:: What is being asked ::
Copy all of the data below line for line without changing anything, and leave out the pictures.

:: Input rows ::

____

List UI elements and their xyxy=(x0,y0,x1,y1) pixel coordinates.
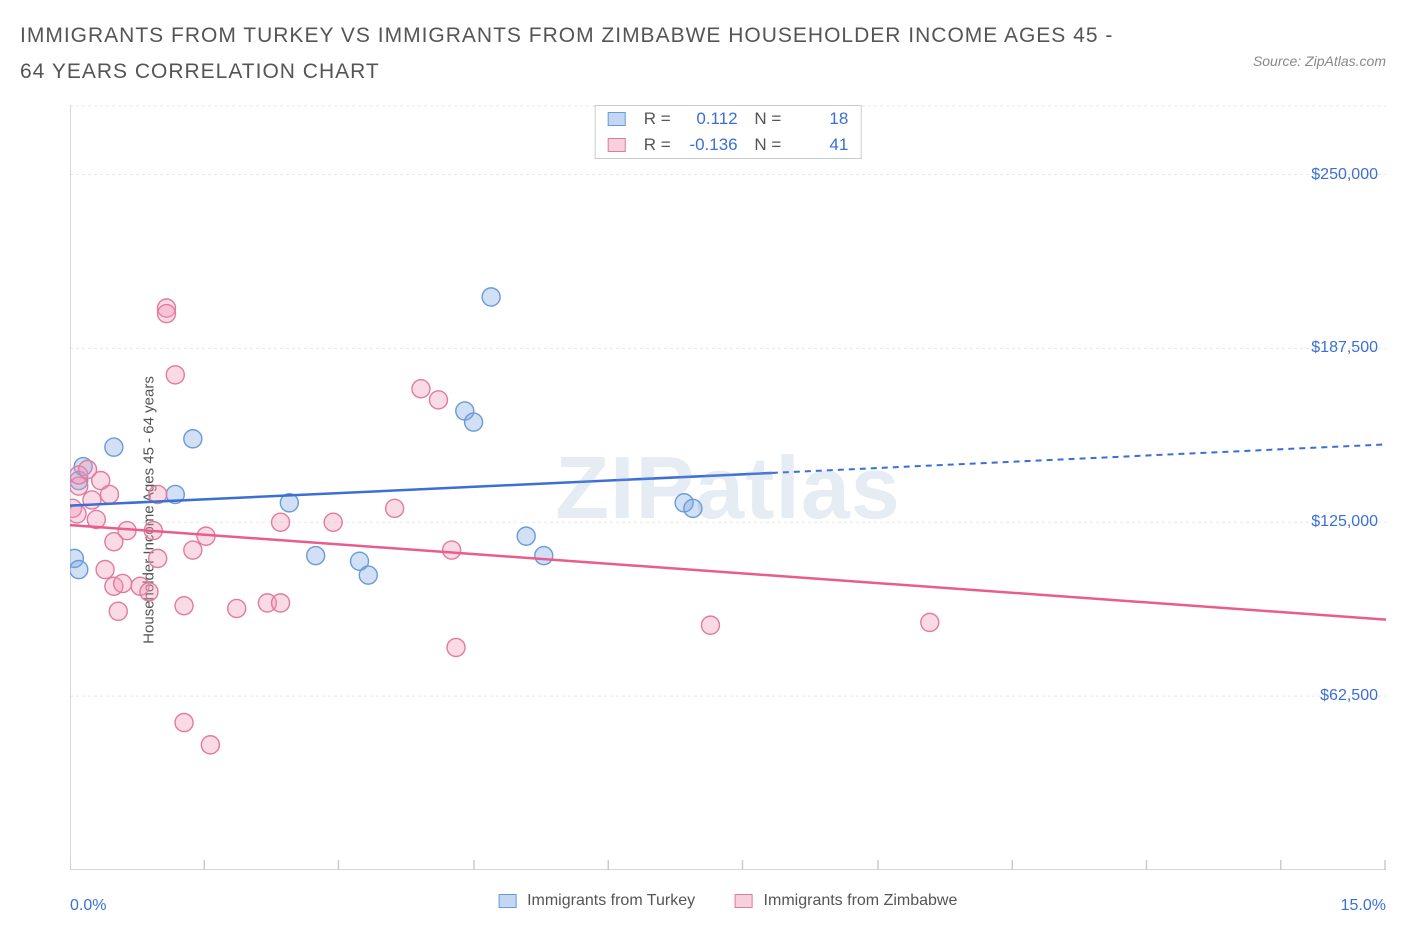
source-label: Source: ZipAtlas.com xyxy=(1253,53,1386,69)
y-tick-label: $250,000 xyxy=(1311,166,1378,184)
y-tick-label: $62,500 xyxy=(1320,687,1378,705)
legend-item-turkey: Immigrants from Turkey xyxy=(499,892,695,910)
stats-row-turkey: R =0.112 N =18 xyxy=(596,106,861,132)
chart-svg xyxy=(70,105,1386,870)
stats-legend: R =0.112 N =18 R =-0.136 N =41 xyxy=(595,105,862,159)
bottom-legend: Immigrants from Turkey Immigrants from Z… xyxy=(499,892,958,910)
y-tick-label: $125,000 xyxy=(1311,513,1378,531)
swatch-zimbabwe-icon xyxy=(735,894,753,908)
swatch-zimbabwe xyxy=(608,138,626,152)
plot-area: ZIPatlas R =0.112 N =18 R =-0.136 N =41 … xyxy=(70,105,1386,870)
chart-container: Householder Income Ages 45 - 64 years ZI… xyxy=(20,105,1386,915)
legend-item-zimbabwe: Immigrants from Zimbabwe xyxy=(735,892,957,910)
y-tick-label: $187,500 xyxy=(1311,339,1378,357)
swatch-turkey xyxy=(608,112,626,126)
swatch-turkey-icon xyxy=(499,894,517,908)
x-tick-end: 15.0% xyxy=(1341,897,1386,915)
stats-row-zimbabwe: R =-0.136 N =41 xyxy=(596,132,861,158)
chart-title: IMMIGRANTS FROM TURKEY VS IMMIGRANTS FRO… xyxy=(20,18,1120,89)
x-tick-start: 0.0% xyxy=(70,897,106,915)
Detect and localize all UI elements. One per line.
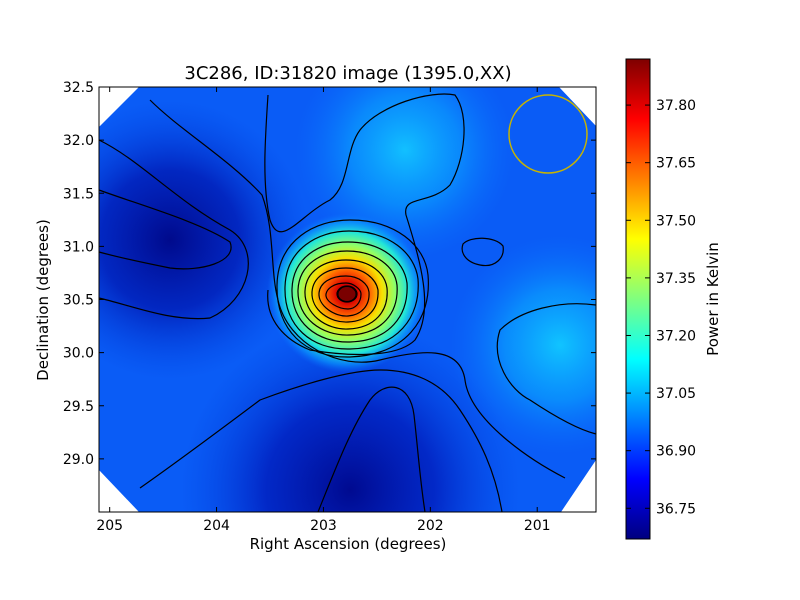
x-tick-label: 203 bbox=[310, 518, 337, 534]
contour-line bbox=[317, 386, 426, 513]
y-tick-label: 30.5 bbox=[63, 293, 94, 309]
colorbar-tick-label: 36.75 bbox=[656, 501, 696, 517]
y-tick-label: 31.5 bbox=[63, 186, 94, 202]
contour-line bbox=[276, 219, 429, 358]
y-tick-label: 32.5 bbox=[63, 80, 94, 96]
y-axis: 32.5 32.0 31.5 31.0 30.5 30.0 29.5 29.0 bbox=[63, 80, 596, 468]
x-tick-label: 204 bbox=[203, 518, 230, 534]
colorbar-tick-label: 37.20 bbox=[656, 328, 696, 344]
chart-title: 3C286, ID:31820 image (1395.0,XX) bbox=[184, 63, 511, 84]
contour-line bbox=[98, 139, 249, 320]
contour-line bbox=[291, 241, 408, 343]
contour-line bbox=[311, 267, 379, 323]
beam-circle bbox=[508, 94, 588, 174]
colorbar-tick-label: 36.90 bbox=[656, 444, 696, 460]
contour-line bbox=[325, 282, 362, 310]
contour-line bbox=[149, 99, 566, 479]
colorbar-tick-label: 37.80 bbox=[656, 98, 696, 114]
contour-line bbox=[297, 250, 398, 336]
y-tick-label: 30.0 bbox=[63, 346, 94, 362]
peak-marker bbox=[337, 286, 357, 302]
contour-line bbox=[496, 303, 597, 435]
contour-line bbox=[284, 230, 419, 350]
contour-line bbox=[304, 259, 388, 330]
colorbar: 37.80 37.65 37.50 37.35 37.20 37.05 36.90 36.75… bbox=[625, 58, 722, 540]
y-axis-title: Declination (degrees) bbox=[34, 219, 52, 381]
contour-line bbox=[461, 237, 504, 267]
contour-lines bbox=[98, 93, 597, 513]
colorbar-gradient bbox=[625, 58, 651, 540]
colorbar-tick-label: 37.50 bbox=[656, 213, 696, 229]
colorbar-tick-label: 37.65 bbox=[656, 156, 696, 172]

____

:: Exercise result ::
List UI elements and their xyxy=(x0,y0,x1,y1) pixel coordinates.
source-label: Source: ZipAtlas.com xyxy=(1253,53,1386,69)
y-tick-label: $250,000 xyxy=(1311,166,1378,184)
y-tick-label: $62,500 xyxy=(1320,687,1378,705)
legend-item-turkey: Immigrants from Turkey xyxy=(499,892,695,910)
stats-row-turkey: R =0.112 N =18 xyxy=(596,106,861,132)
chart-svg xyxy=(70,105,1386,870)
stats-legend: R =0.112 N =18 R =-0.136 N =41 xyxy=(595,105,862,159)
bottom-legend: Immigrants from Turkey Immigrants from Z… xyxy=(499,892,958,910)
y-tick-label: $125,000 xyxy=(1311,513,1378,531)
swatch-zimbabwe-icon xyxy=(735,894,753,908)
swatch-zimbabwe xyxy=(608,138,626,152)
plot-area: ZIPatlas R =0.112 N =18 R =-0.136 N =41 … xyxy=(70,105,1386,870)
chart-container: Householder Income Ages 45 - 64 years ZI… xyxy=(20,105,1386,915)
legend-item-zimbabwe: Immigrants from Zimbabwe xyxy=(735,892,957,910)
y-tick-label: $187,500 xyxy=(1311,339,1378,357)
swatch-turkey xyxy=(608,112,626,126)
swatch-turkey-icon xyxy=(499,894,517,908)
x-tick-end: 15.0% xyxy=(1341,897,1386,915)
stats-row-zimbabwe: R =-0.136 N =41 xyxy=(596,132,861,158)
chart-title: IMMIGRANTS FROM TURKEY VS IMMIGRANTS FRO… xyxy=(20,18,1120,89)
x-tick-start: 0.0% xyxy=(70,897,106,915)
Detect and localize all UI elements. One per line.
x-tick-label: 203 bbox=[310, 518, 337, 534]
contour-line bbox=[317, 386, 426, 513]
y-tick-label: 30.5 bbox=[63, 293, 94, 309]
colorbar-tick-label: 36.75 bbox=[656, 501, 696, 517]
y-tick-label: 31.5 bbox=[63, 186, 94, 202]
contour-line bbox=[276, 219, 429, 358]
y-tick-label: 32.5 bbox=[63, 80, 94, 96]
y-axis: 32.5 32.0 31.5 31.0 30.5 30.0 29.5 29.0 bbox=[63, 80, 596, 468]
x-tick-label: 204 bbox=[203, 518, 230, 534]
colorbar-tick-label: 37.20 bbox=[656, 328, 696, 344]
chart-title: 3C286, ID:31820 image (1395.0,XX) bbox=[184, 63, 511, 84]
contour-line bbox=[98, 139, 249, 320]
contour-line bbox=[291, 241, 408, 343]
contour-line bbox=[311, 267, 379, 323]
beam-circle bbox=[508, 94, 588, 174]
colorbar-tick-label: 36.90 bbox=[656, 444, 696, 460]
contour-line bbox=[325, 282, 362, 310]
contour-line bbox=[149, 99, 566, 479]
colorbar-tick-label: 37.80 bbox=[656, 98, 696, 114]
contour-line bbox=[297, 250, 398, 336]
y-tick-label: 30.0 bbox=[63, 346, 94, 362]
peak-marker bbox=[337, 286, 357, 302]
contour-line bbox=[496, 303, 597, 435]
contour-line bbox=[284, 230, 419, 350]
contour-line bbox=[304, 259, 388, 330]
colorbar: 37.80 37.65 37.50 37.35 37.20 37.05 36.90 36.75… bbox=[625, 58, 722, 540]
y-axis-title: Declination (degrees) bbox=[34, 219, 52, 381]
contour-line bbox=[461, 237, 504, 267]
contour-lines bbox=[98, 93, 597, 513]
colorbar-gradient bbox=[625, 58, 651, 540]
colorbar-tick-label: 37.50 bbox=[656, 213, 696, 229]
colorbar-tick-label: 37.65 bbox=[656, 156, 696, 172]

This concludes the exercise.